What needs to be done:
From the entries that follow, list every line in which the string "title" appears.

Provided information:

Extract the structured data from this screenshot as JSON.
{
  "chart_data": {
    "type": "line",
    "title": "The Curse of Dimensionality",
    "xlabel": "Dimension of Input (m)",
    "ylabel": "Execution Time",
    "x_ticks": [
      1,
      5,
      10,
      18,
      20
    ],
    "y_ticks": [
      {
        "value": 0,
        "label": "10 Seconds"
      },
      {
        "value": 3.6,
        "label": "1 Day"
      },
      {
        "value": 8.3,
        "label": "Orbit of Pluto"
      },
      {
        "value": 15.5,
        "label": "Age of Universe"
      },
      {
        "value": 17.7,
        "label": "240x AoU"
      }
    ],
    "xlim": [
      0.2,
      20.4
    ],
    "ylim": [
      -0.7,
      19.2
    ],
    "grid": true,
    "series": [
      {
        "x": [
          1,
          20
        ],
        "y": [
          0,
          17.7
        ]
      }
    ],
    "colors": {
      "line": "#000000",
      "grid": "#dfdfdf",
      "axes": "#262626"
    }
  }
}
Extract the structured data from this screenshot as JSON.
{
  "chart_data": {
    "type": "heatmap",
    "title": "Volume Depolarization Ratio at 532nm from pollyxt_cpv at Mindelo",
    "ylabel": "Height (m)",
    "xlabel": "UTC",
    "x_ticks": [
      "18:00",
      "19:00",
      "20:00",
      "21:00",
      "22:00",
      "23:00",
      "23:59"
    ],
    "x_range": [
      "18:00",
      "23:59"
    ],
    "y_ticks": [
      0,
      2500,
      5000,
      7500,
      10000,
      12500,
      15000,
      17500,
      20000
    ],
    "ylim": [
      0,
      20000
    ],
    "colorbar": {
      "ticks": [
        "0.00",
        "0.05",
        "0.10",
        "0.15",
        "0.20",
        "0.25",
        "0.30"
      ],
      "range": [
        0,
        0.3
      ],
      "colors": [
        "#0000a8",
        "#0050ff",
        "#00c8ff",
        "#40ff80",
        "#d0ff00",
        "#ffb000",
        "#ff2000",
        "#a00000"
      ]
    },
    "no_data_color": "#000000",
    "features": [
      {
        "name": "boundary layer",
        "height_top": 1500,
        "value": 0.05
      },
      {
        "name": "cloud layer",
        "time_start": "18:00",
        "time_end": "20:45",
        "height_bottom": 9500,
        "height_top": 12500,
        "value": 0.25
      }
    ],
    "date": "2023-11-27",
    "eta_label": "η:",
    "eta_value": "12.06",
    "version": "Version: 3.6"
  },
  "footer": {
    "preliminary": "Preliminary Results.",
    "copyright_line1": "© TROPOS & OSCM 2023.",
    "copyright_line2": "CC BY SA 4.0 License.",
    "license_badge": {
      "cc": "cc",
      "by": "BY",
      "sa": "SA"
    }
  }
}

Exercise response:
    "title": "The Curse of Dimensionality",
    "title": "Volume Depolarization Ratio at 532nm from pollyxt_cpv at Mindelo",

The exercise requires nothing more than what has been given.